Collected data

Start

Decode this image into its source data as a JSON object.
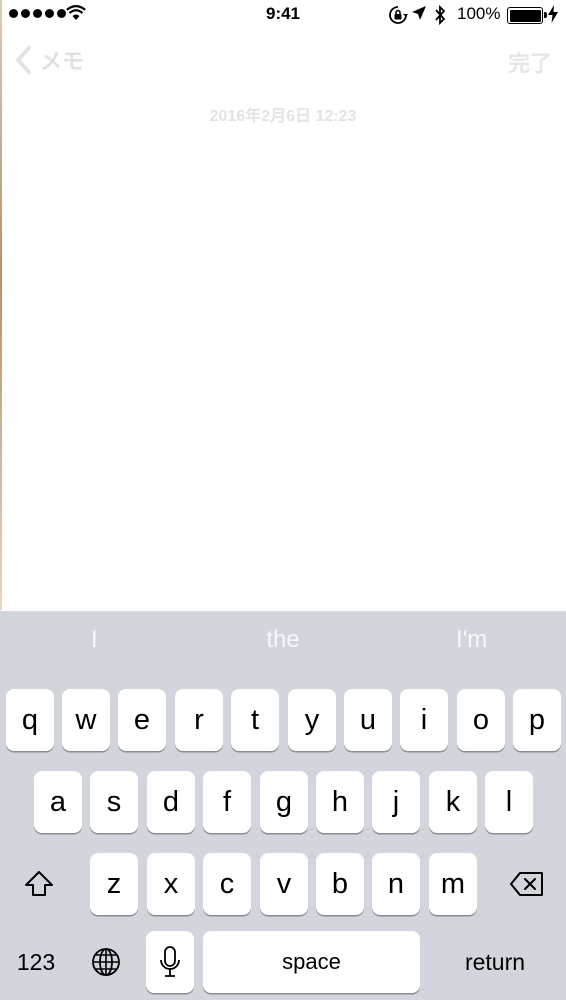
{
  "status_bar": {
    "time": "9:41",
    "battery_percent": "100%",
    "signal_dots": 5
  },
  "nav": {
    "back_label": "メモ",
    "done_label": "完了"
  },
  "note": {
    "date": "2016年2月6日 12:23",
    "body": ""
  },
  "keyboard": {
    "suggestions": [
      "I",
      "the",
      "I'm"
    ],
    "row1": [
      "q",
      "w",
      "e",
      "r",
      "t",
      "y",
      "u",
      "i",
      "o",
      "p"
    ],
    "row2": [
      "a",
      "s",
      "d",
      "f",
      "g",
      "h",
      "j",
      "k",
      "l"
    ],
    "row3": [
      "z",
      "x",
      "c",
      "v",
      "b",
      "n",
      "m"
    ],
    "numbers_label": "123",
    "space_label": "space",
    "return_label": "return"
  },
  "icons": {
    "wifi": "wifi-icon",
    "rotation_lock": "rotation-lock-icon",
    "location": "location-icon",
    "bluetooth": "bluetooth-icon",
    "battery": "battery-icon",
    "charging": "charging-icon",
    "back": "chevron-left-icon",
    "shift": "shift-icon",
    "delete": "delete-icon",
    "globe": "globe-icon",
    "microphone": "microphone-icon"
  }
}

End

- Task requirements -
Make an exact copy of the data above, pictures excluded.

- Solution for this task -
Decode this image into its source data as a JSON object.
{
  "status_bar": {
    "time": "9:41",
    "battery_percent": "100%",
    "signal_dots": 5
  },
  "nav": {
    "back_label": "メモ",
    "done_label": "完了"
  },
  "note": {
    "date": "2016年2月6日 12:23",
    "body": ""
  },
  "keyboard": {
    "suggestions": [
      "I",
      "the",
      "I'm"
    ],
    "row1": [
      "q",
      "w",
      "e",
      "r",
      "t",
      "y",
      "u",
      "i",
      "o",
      "p"
    ],
    "row2": [
      "a",
      "s",
      "d",
      "f",
      "g",
      "h",
      "j",
      "k",
      "l"
    ],
    "row3": [
      "z",
      "x",
      "c",
      "v",
      "b",
      "n",
      "m"
    ],
    "numbers_label": "123",
    "space_label": "space",
    "return_label": "return"
  },
  "icons": {
    "wifi": "wifi-icon",
    "rotation_lock": "rotation-lock-icon",
    "location": "location-icon",
    "bluetooth": "bluetooth-icon",
    "battery": "battery-icon",
    "charging": "charging-icon",
    "back": "chevron-left-icon",
    "shift": "shift-icon",
    "delete": "delete-icon",
    "globe": "globe-icon",
    "microphone": "microphone-icon"
  }
}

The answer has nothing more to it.